━━ Materials provided

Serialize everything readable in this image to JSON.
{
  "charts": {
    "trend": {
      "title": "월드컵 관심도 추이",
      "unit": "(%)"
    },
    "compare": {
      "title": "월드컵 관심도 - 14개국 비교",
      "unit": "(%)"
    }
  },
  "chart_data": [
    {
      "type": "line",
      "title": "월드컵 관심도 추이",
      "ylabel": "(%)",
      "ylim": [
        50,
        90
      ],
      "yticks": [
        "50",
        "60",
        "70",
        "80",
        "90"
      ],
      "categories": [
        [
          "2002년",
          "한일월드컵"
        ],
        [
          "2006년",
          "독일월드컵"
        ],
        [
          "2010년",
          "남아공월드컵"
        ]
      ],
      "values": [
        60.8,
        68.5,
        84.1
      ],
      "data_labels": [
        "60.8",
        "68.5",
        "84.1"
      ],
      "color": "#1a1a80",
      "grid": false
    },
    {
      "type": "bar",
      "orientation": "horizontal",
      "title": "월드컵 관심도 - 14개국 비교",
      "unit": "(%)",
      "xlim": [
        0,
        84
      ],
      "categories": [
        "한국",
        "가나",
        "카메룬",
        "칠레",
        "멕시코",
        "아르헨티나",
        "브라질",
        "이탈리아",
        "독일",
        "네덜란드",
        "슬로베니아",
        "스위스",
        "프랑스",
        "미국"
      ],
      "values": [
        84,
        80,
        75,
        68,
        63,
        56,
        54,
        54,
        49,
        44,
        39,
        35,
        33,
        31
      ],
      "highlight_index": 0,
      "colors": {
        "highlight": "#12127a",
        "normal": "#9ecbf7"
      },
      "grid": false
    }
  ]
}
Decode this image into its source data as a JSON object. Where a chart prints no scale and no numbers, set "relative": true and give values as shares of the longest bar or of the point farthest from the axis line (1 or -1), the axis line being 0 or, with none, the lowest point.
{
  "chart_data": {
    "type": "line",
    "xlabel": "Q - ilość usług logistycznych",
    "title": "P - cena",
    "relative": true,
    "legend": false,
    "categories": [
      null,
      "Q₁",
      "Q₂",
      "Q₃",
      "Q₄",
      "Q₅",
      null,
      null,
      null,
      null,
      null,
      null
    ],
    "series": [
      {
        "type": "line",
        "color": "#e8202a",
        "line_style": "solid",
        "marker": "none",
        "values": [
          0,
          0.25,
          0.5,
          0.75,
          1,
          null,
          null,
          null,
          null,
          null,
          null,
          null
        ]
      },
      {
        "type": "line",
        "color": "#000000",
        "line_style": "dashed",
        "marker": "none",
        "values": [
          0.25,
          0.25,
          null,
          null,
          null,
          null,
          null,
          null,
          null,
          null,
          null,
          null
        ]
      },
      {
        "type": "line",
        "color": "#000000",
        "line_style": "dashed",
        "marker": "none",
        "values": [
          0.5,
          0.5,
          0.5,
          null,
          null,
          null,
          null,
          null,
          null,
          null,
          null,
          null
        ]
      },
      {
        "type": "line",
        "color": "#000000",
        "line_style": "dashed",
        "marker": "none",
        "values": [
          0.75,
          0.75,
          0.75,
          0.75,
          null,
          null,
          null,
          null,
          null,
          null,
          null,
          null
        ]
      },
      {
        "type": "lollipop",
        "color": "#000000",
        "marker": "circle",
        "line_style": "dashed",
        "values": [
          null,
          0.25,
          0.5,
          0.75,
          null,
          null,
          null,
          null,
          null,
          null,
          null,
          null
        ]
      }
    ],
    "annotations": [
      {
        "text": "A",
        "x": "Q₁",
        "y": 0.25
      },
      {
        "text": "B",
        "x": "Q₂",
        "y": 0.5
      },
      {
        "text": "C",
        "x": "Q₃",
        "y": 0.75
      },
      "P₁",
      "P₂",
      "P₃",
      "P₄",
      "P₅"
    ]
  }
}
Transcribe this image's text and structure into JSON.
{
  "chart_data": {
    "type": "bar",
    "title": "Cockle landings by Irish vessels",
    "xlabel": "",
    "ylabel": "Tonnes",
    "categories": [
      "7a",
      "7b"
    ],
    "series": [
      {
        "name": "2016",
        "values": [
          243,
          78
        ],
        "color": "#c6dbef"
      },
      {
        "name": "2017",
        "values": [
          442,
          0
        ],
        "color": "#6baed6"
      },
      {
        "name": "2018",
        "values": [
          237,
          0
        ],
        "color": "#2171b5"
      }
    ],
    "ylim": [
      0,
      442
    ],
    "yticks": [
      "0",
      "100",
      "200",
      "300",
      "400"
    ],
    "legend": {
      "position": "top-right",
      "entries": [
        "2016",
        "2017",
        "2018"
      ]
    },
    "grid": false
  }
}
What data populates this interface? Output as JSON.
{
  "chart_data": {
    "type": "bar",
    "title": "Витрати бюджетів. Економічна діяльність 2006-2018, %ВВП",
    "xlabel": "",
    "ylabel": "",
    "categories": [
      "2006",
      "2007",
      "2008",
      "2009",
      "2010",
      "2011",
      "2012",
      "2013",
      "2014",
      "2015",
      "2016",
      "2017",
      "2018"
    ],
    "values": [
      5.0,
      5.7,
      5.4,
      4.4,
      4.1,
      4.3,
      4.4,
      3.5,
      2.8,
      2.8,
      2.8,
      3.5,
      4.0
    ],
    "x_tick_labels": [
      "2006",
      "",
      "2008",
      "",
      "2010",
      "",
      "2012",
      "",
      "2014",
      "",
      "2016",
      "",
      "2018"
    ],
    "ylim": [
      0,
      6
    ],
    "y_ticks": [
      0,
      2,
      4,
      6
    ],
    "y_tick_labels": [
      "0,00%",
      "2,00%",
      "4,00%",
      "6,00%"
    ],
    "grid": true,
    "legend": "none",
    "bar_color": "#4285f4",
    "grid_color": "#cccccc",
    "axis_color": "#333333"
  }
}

━━━━

Find the string "text" in the listing and return every line that holds it.

        "text": "A",
        "text": "B",
        "text": "C",
Transcribe this image's text and structure into JSON.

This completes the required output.